_SHORT TASK:_
Select all lines holding the word "leaves" from the entries that follow.

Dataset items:
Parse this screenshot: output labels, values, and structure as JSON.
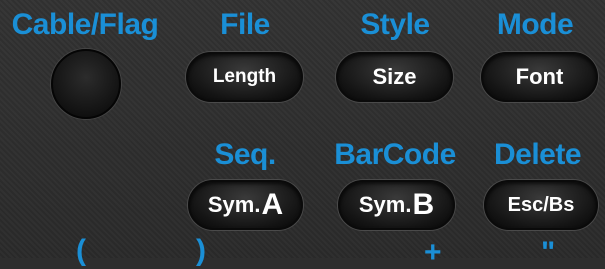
{
  "labels": {
    "cable_flag": "Cable/Flag",
    "file": "File",
    "style": "Style",
    "mode": "Mode",
    "seq": "Seq.",
    "barcode": "BarCode",
    "delete": "Delete"
  },
  "keys": {
    "length": "Length",
    "size": "Size",
    "font": "Font",
    "sym_a_prefix": "Sym.",
    "sym_a_letter": "A",
    "sym_b_prefix": "Sym.",
    "sym_b_letter": "B",
    "esc_bs": "Esc/Bs"
  },
  "bottom_row": {
    "paren_open": "(",
    "paren_close": ")",
    "plus": "+",
    "quote": "\""
  },
  "colors": {
    "label_blue": "#1a8fd6",
    "background": "#2e2e2e",
    "key_face": "#141414"
  }
}
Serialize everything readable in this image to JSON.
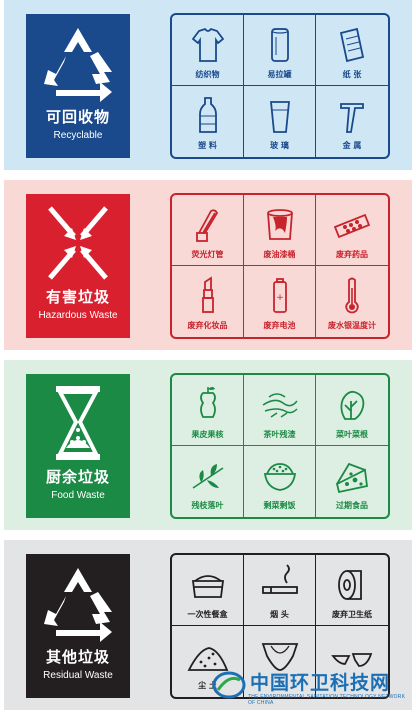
{
  "categories": [
    {
      "name_cn": "可回收物",
      "name_en": "Recyclable",
      "bg_color": "#cfe7f5",
      "badge_color": "#1a4a8c",
      "line_color": "#1a4a8c",
      "emblem_icon": "recycle-icon",
      "items": [
        {
          "label": "纺织物",
          "icon": "tshirt-icon"
        },
        {
          "label": "易拉罐",
          "icon": "can-icon"
        },
        {
          "label": "纸  张",
          "icon": "paper-roll-icon"
        },
        {
          "label": "塑  料",
          "icon": "plastic-bottle-icon"
        },
        {
          "label": "玻  璃",
          "icon": "glass-icon"
        },
        {
          "label": "金  属",
          "icon": "metal-tool-icon"
        }
      ]
    },
    {
      "name_cn": "有害垃圾",
      "name_en": "Hazardous Waste",
      "bg_color": "#f8d9d6",
      "badge_color": "#d9202f",
      "line_color": "#c8242e",
      "emblem_icon": "hazard-arrows-icon",
      "items": [
        {
          "label": "荧光灯管",
          "icon": "fluorescent-lamp-icon"
        },
        {
          "label": "废油漆桶",
          "icon": "paint-bucket-icon"
        },
        {
          "label": "废弃药品",
          "icon": "medicine-pills-icon"
        },
        {
          "label": "废弃化妆品",
          "icon": "lipstick-icon"
        },
        {
          "label": "废弃电池",
          "icon": "battery-icon"
        },
        {
          "label": "废水银温度计",
          "icon": "thermometer-icon"
        }
      ]
    },
    {
      "name_cn": "厨余垃圾",
      "name_en": "Food Waste",
      "bg_color": "#ddefe3",
      "badge_color": "#1b8a45",
      "line_color": "#1b8a45",
      "emblem_icon": "hourglass-icon",
      "items": [
        {
          "label": "果皮果核",
          "icon": "apple-core-icon"
        },
        {
          "label": "茶叶残渣",
          "icon": "tea-leaves-icon"
        },
        {
          "label": "菜叶菜根",
          "icon": "vegetable-icon"
        },
        {
          "label": "残枝落叶",
          "icon": "branch-leaves-icon"
        },
        {
          "label": "剩菜剩饭",
          "icon": "rice-bowl-icon"
        },
        {
          "label": "过期食品",
          "icon": "cheese-icon"
        }
      ]
    },
    {
      "name_cn": "其他垃圾",
      "name_en": "Residual Waste",
      "bg_color": "#e3e4e6",
      "badge_color": "#231f20",
      "line_color": "#231f20",
      "emblem_icon": "recycle-icon",
      "items": [
        {
          "label": "一次性餐盒",
          "icon": "lunch-box-icon"
        },
        {
          "label": "烟  头",
          "icon": "cigarette-icon"
        },
        {
          "label": "废弃卫生纸",
          "icon": "toilet-paper-icon"
        },
        {
          "label": "尘  土",
          "icon": "dust-pile-icon"
        },
        {
          "label": "",
          "icon": "diaper-icon"
        },
        {
          "label": "",
          "icon": "broken-bowl-icon"
        }
      ]
    }
  ],
  "watermark": {
    "text": "中国环卫科技网",
    "subtext": "THE ENVIRONMENTAL SANITATION TECHNOLOGY NETWORK OF CHINA",
    "color": "#1a6fb5"
  }
}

_TASK RESPONSE:_
          "icon": "tea-leaves-icon"
          "icon": "branch-leaves-icon"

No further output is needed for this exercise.